▶ Exercise prompt: Quote every line as written. Omit pictures.

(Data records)
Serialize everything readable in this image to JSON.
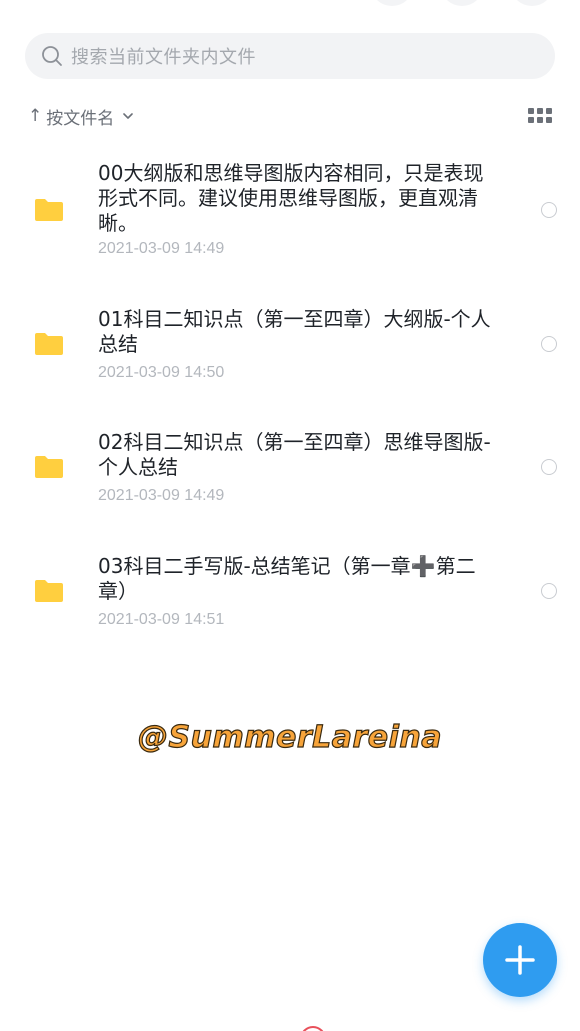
{
  "search": {
    "placeholder": "搜索当前文件夹内文件"
  },
  "sort": {
    "label": "按文件名"
  },
  "files": [
    {
      "name": "00大纲版和思维导图版内容相同，只是表现形式不同。建议使用思维导图版，更直观清晰。",
      "date": "2021-03-09 14:49"
    },
    {
      "name": "01科目二知识点（第一至四章）大纲版-个人总结",
      "date": "2021-03-09 14:50"
    },
    {
      "name": "02科目二知识点（第一至四章）思维导图版-个人总结",
      "date": "2021-03-09 14:49"
    },
    {
      "name": "03科目二手写版-总结笔记（第一章➕第二章）",
      "date": "2021-03-09 14:51"
    }
  ],
  "watermark": "@SummerLareina",
  "colors": {
    "accent": "#2f9cf0",
    "folder": "#ffcf3f",
    "watermark": "#f7a43a"
  },
  "icons": {
    "search": "search-icon",
    "sort_direction": "arrow-up-icon",
    "view": "grid-view-icon",
    "add": "plus-icon",
    "folder": "folder-icon"
  }
}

▶ Solution to this task:
Serialize everything readable in this image to JSON.
{
  "search": {
    "placeholder": "搜索当前文件夹内文件"
  },
  "sort": {
    "label": "按文件名"
  },
  "files": [
    {
      "name": "00大纲版和思维导图版内容相同，只是表现形式不同。建议使用思维导图版，更直观清晰。",
      "date": "2021-03-09 14:49"
    },
    {
      "name": "01科目二知识点（第一至四章）大纲版-个人总结",
      "date": "2021-03-09 14:50"
    },
    {
      "name": "02科目二知识点（第一至四章）思维导图版-个人总结",
      "date": "2021-03-09 14:49"
    },
    {
      "name": "03科目二手写版-总结笔记（第一章➕第二章）",
      "date": "2021-03-09 14:51"
    }
  ],
  "watermark": "@SummerLareina",
  "colors": {
    "accent": "#2f9cf0",
    "folder": "#ffcf3f",
    "watermark": "#f7a43a"
  },
  "icons": {
    "search": "search-icon",
    "sort_direction": "arrow-up-icon",
    "view": "grid-view-icon",
    "add": "plus-icon",
    "folder": "folder-icon"
  }
}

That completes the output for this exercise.